_What you are asked to do_
Your copy should match the entries below exactly, apart from the images.

_Supplied information_
=== Section Start ===
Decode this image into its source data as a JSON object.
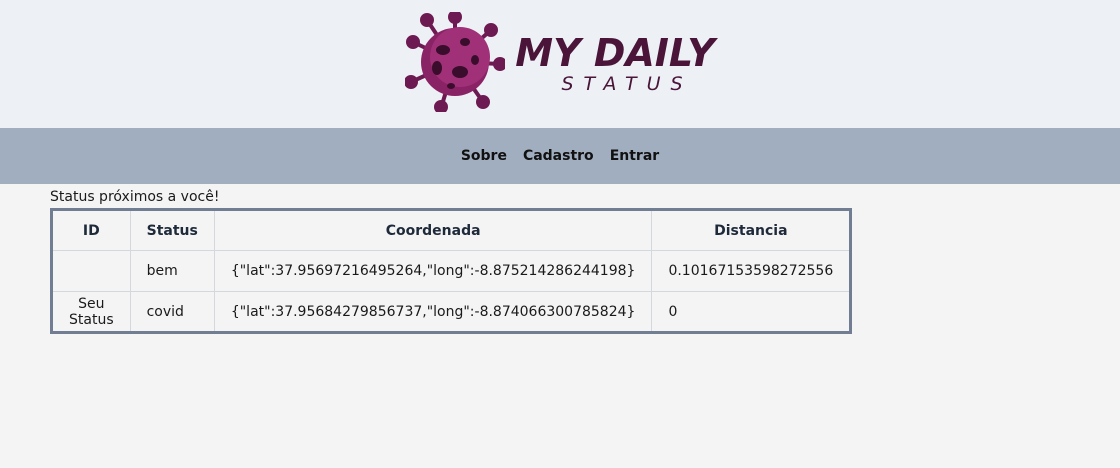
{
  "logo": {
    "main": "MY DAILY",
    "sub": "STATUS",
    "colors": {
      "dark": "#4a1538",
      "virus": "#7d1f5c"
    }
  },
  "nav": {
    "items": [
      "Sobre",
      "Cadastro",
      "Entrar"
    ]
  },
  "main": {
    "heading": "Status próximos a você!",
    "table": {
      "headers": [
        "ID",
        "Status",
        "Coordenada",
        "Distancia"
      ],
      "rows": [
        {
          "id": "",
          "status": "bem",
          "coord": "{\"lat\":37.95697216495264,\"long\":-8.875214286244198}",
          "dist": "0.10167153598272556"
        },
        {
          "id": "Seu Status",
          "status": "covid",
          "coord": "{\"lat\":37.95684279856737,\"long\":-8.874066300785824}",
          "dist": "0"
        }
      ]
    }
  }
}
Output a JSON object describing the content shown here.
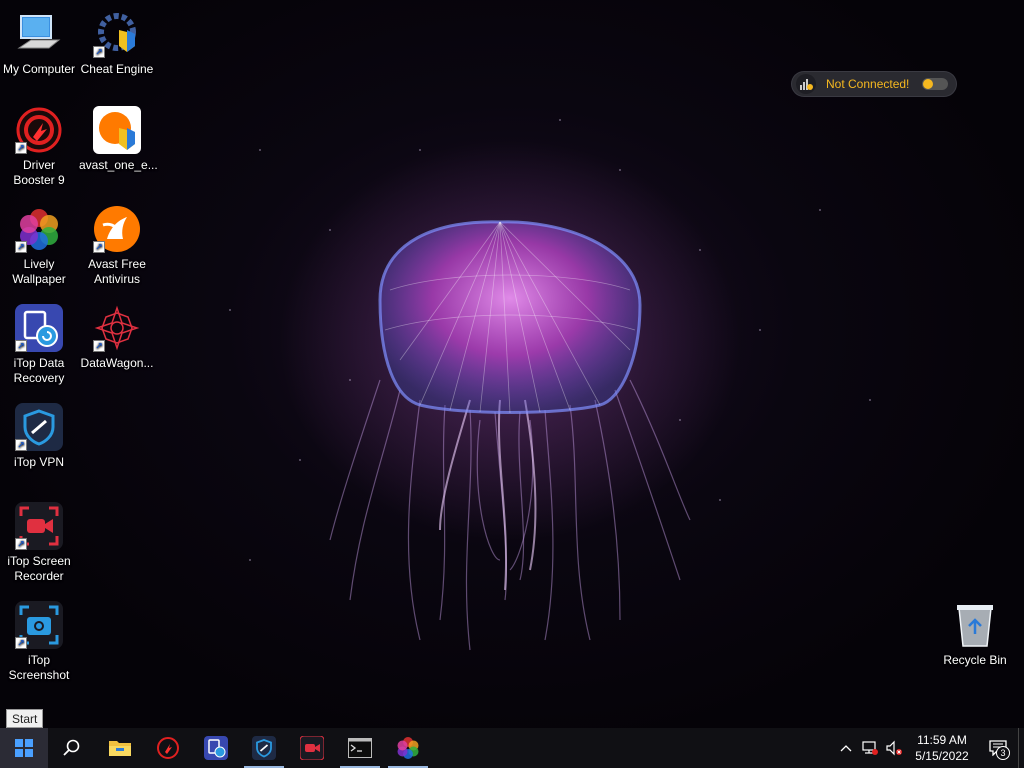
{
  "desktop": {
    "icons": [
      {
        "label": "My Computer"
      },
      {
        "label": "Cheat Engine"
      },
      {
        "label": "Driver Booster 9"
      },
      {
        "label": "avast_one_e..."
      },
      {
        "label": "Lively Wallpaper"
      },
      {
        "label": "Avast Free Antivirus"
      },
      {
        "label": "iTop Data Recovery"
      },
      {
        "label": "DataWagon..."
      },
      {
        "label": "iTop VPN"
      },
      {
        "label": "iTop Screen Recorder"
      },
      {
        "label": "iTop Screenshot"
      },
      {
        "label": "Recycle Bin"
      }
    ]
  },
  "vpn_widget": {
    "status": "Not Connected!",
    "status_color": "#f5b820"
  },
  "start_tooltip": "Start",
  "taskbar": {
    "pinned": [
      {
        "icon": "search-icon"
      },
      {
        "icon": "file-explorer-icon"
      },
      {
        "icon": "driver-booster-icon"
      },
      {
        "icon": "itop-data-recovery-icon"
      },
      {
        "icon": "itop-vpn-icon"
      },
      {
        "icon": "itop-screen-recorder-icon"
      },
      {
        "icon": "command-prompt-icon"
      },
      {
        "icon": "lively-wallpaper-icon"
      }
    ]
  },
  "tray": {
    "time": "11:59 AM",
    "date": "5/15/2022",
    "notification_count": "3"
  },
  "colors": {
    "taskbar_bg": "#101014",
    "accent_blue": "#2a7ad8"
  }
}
=== Section End ===
_Solution for this problem_
Decode this image into its source data as a JSON object.
{
  "logo": {
    "main": "MY DAILY",
    "sub": "STATUS",
    "colors": {
      "dark": "#4a1538",
      "virus": "#7d1f5c"
    }
  },
  "nav": {
    "items": [
      "Sobre",
      "Cadastro",
      "Entrar"
    ]
  },
  "main": {
    "heading": "Status próximos a você!",
    "table": {
      "headers": [
        "ID",
        "Status",
        "Coordenada",
        "Distancia"
      ],
      "rows": [
        {
          "id": "",
          "status": "bem",
          "coord": "{\"lat\":37.95697216495264,\"long\":-8.875214286244198}",
          "dist": "0.10167153598272556"
        },
        {
          "id": "Seu Status",
          "status": "covid",
          "coord": "{\"lat\":37.95684279856737,\"long\":-8.874066300785824}",
          "dist": "0"
        }
      ]
    }
  }
}
Output a JSON object describing the content shown here.
{
  "desktop": {
    "icons": [
      {
        "label": "My Computer"
      },
      {
        "label": "Cheat Engine"
      },
      {
        "label": "Driver Booster 9"
      },
      {
        "label": "avast_one_e..."
      },
      {
        "label": "Lively Wallpaper"
      },
      {
        "label": "Avast Free Antivirus"
      },
      {
        "label": "iTop Data Recovery"
      },
      {
        "label": "DataWagon..."
      },
      {
        "label": "iTop VPN"
      },
      {
        "label": "iTop Screen Recorder"
      },
      {
        "label": "iTop Screenshot"
      },
      {
        "label": "Recycle Bin"
      }
    ]
  },
  "vpn_widget": {
    "status": "Not Connected!",
    "status_color": "#f5b820"
  },
  "start_tooltip": "Start",
  "taskbar": {
    "pinned": [
      {
        "icon": "search-icon"
      },
      {
        "icon": "file-explorer-icon"
      },
      {
        "icon": "driver-booster-icon"
      },
      {
        "icon": "itop-data-recovery-icon"
      },
      {
        "icon": "itop-vpn-icon"
      },
      {
        "icon": "itop-screen-recorder-icon"
      },
      {
        "icon": "command-prompt-icon"
      },
      {
        "icon": "lively-wallpaper-icon"
      }
    ]
  },
  "tray": {
    "time": "11:59 AM",
    "date": "5/15/2022",
    "notification_count": "3"
  },
  "colors": {
    "taskbar_bg": "#101014",
    "accent_blue": "#2a7ad8"
  }
}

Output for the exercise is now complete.